Exercise directions:
Print the complete set of entries exactly.

§ §

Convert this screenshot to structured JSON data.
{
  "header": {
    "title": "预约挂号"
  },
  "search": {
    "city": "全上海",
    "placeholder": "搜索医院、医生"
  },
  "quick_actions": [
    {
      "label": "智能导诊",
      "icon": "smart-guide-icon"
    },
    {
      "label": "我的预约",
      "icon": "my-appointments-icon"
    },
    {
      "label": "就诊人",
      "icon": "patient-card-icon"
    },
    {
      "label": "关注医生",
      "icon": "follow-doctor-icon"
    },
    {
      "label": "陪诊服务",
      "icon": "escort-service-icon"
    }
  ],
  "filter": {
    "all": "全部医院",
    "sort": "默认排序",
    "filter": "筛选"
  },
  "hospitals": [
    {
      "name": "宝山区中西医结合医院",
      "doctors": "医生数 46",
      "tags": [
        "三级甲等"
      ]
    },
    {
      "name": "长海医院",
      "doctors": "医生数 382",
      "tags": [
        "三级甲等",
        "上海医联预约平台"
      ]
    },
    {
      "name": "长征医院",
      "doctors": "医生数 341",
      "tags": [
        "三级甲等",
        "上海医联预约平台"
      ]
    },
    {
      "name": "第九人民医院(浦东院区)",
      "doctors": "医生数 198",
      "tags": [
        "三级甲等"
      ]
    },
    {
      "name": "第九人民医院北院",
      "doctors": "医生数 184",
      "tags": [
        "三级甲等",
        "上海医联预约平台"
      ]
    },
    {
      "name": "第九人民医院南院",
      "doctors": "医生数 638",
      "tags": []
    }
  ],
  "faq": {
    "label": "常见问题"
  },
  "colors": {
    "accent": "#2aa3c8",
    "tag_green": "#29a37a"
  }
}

§ §

Reply to the exercise:
Convert this screenshot to structured JSON data.
{
  "header": {
    "title": "预约挂号"
  },
  "search": {
    "city": "全上海",
    "placeholder": "搜索医院、医生"
  },
  "quick_actions": [
    {
      "label": "智能导诊",
      "icon": "smart-guide-icon"
    },
    {
      "label": "我的预约",
      "icon": "my-appointments-icon"
    },
    {
      "label": "就诊人",
      "icon": "patient-card-icon"
    },
    {
      "label": "关注医生",
      "icon": "follow-doctor-icon"
    },
    {
      "label": "陪诊服务",
      "icon": "escort-service-icon"
    }
  ],
  "filter": {
    "all": "全部医院",
    "sort": "默认排序",
    "filter": "筛选"
  },
  "hospitals": [
    {
      "name": "宝山区中西医结合医院",
      "doctors": "医生数 46",
      "tags": [
        "三级甲等"
      ]
    },
    {
      "name": "长海医院",
      "doctors": "医生数 382",
      "tags": [
        "三级甲等",
        "上海医联预约平台"
      ]
    },
    {
      "name": "长征医院",
      "doctors": "医生数 341",
      "tags": [
        "三级甲等",
        "上海医联预约平台"
      ]
    },
    {
      "name": "第九人民医院(浦东院区)",
      "doctors": "医生数 198",
      "tags": [
        "三级甲等"
      ]
    },
    {
      "name": "第九人民医院北院",
      "doctors": "医生数 184",
      "tags": [
        "三级甲等",
        "上海医联预约平台"
      ]
    },
    {
      "name": "第九人民医院南院",
      "doctors": "医生数 638",
      "tags": []
    }
  ],
  "faq": {
    "label": "常见问题"
  },
  "colors": {
    "accent": "#2aa3c8",
    "tag_green": "#29a37a"
  }
}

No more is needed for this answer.